> Exercise input:
- - -
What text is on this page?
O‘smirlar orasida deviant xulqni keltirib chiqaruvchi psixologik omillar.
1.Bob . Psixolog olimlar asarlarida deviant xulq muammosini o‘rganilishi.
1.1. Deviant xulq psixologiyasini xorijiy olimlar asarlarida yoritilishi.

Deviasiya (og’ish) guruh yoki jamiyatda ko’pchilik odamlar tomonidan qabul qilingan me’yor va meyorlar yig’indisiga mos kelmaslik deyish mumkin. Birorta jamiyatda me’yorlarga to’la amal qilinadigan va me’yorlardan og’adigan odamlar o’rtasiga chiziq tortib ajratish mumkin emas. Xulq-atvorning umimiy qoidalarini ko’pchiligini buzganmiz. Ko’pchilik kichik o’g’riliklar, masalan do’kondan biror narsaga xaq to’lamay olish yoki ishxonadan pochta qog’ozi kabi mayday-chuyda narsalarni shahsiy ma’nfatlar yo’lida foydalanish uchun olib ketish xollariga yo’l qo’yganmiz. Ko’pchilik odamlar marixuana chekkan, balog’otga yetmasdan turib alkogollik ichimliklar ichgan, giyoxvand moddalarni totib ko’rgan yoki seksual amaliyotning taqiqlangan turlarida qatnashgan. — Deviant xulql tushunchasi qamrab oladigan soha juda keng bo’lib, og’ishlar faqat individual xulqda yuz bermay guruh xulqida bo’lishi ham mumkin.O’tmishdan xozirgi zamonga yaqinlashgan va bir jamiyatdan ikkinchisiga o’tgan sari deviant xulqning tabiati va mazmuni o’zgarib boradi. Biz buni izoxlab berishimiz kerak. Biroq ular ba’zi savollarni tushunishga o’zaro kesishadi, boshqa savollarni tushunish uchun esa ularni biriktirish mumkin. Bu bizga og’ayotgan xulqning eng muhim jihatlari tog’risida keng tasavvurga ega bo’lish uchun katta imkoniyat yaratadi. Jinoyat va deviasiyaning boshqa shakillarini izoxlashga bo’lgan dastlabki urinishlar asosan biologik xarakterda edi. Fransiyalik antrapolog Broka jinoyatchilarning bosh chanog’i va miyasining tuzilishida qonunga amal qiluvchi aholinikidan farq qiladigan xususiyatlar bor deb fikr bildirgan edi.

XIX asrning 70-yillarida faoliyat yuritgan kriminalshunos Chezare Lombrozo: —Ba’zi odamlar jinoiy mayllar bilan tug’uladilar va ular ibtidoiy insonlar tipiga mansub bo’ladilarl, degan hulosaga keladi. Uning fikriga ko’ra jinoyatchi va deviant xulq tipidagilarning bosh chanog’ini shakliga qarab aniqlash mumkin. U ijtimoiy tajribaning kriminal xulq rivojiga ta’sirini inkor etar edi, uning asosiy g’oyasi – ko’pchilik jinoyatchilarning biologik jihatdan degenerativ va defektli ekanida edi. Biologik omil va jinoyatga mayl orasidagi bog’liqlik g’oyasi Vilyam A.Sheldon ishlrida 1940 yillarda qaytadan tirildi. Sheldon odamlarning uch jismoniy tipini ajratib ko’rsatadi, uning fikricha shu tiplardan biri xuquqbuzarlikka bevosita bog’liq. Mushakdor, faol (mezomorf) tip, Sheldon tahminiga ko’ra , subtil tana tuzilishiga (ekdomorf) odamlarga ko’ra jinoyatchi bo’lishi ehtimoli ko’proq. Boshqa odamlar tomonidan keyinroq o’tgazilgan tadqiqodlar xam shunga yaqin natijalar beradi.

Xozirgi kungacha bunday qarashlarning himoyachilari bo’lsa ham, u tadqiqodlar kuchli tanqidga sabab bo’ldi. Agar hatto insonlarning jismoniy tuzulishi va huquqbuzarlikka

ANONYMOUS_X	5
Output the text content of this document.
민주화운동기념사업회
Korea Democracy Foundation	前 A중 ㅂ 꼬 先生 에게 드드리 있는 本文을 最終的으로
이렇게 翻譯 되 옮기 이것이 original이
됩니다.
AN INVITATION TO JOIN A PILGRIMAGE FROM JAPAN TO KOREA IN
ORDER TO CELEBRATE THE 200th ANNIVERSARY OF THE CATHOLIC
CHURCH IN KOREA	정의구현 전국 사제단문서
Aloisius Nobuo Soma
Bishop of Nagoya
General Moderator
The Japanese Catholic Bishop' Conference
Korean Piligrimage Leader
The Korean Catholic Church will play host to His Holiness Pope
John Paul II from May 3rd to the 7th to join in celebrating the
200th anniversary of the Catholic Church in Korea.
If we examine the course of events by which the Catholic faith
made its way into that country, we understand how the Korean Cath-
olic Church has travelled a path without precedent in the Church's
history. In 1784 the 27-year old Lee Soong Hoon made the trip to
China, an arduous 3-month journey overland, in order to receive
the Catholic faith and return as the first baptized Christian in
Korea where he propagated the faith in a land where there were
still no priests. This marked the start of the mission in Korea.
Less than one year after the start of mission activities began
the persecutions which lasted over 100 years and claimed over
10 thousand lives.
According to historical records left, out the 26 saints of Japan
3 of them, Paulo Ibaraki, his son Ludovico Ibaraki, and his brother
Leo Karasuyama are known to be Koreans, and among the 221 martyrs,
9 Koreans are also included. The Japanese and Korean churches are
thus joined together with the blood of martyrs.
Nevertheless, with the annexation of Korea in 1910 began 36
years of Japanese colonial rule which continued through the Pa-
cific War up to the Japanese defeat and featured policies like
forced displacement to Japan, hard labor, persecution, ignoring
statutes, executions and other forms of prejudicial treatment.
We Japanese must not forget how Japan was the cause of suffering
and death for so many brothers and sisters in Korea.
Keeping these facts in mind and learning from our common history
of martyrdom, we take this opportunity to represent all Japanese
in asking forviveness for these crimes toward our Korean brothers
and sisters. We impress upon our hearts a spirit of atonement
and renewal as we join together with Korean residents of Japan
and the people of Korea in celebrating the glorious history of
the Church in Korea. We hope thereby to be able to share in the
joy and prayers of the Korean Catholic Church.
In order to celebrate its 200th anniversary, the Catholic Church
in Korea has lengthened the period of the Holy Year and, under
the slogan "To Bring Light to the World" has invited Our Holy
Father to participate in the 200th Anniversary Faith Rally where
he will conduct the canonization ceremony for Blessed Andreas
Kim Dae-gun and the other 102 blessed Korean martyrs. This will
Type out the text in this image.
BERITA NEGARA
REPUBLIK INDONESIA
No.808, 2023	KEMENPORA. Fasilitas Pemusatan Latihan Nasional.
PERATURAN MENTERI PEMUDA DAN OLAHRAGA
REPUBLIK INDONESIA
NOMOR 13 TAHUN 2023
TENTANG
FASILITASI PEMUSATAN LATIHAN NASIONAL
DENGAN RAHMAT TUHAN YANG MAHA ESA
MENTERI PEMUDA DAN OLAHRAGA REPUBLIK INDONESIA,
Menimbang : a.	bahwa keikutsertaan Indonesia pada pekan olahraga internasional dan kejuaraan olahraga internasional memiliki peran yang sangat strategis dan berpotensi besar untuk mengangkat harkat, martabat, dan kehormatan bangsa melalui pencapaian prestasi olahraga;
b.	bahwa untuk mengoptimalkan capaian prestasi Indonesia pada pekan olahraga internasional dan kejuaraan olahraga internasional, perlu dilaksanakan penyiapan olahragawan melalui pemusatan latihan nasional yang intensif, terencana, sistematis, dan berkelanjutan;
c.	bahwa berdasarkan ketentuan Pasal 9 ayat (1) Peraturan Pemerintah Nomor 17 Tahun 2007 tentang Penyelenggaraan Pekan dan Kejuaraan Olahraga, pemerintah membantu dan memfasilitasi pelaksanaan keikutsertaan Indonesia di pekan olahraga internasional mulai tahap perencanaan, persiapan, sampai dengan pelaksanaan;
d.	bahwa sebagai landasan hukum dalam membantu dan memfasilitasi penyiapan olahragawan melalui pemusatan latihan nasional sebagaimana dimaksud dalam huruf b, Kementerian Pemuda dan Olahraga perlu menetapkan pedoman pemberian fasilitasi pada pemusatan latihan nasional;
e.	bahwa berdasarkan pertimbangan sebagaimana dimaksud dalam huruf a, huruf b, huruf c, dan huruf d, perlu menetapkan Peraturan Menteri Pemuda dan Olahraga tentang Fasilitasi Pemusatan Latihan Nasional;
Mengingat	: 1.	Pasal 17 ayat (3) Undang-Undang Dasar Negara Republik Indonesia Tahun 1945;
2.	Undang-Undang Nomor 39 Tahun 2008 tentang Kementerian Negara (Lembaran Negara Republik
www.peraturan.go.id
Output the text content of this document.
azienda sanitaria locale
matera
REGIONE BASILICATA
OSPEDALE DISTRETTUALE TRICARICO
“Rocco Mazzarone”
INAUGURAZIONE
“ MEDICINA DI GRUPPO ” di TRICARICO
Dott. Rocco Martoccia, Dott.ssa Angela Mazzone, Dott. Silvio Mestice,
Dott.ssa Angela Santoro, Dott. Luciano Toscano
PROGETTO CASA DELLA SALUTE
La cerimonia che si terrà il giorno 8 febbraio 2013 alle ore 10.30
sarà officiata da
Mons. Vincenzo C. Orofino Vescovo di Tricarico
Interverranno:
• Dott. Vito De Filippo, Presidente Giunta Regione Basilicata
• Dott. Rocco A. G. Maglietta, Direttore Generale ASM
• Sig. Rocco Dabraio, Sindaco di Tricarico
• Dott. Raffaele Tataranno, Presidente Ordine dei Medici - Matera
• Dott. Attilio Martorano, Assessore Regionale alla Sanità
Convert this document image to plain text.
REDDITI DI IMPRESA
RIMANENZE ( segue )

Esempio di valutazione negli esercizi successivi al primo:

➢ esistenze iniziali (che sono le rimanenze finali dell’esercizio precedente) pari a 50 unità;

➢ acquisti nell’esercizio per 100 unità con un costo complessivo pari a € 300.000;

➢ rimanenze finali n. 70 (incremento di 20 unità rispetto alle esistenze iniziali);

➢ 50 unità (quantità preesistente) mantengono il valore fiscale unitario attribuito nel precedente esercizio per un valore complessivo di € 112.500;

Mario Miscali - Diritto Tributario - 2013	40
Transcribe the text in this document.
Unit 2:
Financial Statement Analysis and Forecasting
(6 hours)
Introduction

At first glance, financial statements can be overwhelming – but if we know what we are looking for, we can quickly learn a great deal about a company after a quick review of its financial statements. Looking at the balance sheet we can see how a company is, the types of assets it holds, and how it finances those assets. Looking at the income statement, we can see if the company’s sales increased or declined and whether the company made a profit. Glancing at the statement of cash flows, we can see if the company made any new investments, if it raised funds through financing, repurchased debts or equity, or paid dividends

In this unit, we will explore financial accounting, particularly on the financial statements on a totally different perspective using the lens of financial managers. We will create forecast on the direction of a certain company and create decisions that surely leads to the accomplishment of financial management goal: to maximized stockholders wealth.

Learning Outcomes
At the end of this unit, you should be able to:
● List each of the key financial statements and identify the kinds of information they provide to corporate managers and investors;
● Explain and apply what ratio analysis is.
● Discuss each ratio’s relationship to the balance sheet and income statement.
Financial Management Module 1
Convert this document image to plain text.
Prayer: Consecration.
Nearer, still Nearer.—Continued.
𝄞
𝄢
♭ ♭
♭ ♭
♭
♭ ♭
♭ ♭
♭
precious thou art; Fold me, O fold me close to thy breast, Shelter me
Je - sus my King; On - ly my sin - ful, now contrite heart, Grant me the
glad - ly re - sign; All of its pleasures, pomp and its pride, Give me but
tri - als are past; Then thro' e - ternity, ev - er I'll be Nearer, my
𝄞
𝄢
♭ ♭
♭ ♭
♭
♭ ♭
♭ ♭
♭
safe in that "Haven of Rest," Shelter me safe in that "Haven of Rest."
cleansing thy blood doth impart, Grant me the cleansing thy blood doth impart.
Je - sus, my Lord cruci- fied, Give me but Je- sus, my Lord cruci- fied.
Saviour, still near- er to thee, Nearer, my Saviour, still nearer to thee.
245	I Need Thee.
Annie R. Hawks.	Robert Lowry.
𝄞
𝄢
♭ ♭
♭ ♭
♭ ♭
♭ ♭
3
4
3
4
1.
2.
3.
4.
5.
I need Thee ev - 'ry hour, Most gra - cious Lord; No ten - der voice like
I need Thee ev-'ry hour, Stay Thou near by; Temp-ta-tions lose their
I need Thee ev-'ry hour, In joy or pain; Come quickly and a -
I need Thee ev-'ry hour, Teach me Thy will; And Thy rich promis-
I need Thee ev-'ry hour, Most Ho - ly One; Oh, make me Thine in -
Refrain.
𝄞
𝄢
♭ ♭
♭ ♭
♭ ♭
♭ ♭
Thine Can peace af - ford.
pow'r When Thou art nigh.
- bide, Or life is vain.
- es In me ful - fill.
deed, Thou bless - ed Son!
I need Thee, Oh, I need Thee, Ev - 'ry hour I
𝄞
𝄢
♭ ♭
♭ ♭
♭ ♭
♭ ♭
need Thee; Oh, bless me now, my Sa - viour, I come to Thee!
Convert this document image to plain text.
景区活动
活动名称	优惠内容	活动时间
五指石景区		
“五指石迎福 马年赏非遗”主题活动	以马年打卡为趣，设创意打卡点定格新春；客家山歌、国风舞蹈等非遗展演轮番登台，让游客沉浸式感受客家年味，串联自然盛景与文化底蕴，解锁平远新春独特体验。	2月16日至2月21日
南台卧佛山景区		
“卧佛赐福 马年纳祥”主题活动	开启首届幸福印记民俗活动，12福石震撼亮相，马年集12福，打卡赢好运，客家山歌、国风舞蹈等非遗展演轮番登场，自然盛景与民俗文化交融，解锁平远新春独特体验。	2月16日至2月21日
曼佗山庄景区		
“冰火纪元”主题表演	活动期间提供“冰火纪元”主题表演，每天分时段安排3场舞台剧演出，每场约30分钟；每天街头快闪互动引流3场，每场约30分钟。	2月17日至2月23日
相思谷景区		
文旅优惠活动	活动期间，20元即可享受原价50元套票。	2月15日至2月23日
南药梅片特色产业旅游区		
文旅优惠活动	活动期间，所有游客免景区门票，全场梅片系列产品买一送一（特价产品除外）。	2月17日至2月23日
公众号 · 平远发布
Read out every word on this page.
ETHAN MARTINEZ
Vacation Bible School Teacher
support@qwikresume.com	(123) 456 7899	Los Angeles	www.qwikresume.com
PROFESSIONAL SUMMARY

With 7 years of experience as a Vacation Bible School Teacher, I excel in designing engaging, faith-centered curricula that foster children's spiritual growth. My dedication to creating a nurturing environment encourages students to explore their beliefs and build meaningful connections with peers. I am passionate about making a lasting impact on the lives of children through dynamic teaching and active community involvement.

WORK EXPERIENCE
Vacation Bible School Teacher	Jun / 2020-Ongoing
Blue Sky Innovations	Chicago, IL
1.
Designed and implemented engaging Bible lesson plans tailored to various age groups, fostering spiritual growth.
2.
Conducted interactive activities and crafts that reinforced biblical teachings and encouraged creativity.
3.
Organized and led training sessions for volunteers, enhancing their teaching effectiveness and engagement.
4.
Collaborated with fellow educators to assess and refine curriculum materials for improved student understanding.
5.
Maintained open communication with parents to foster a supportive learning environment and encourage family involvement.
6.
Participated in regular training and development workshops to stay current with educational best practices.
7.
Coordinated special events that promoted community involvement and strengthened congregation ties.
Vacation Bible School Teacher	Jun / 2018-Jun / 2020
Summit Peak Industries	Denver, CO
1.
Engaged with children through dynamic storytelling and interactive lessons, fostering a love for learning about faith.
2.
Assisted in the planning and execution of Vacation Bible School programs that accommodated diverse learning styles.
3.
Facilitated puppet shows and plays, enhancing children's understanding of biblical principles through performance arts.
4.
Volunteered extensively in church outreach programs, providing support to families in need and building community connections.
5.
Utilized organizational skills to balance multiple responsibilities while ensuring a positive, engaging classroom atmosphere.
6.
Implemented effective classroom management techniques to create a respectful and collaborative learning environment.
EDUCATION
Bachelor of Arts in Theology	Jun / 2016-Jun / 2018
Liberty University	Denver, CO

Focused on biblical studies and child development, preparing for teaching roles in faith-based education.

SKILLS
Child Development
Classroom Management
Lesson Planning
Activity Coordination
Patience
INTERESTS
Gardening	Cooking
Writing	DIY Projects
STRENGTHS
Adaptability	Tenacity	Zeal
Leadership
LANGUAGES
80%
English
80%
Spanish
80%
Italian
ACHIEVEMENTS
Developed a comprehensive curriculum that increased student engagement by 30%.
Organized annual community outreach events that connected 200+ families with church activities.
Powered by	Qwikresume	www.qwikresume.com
- - -
> What you should do: Select every line of the records holding the string "School".

> Problem solution:
Vacation Bible School Teacher
With 7 years of experience as a Vacation Bible School Teacher, I excel in designing engaging, faith-centered curricula that foster children's spiritual growth. My dedication to creating a nurturing environment encourages students to explore their beliefs and build meaningful connections with peers. I am passionate about making a lasting impact on the lives of children through dynamic teaching and active community involvement.
Vacation Bible School Teacher	Jun / 2020-Ongoing
Vacation Bible School Teacher	Jun / 2018-Jun / 2020
Assisted in the planning and execution of Vacation Bible School programs that accommodated diverse learning styles.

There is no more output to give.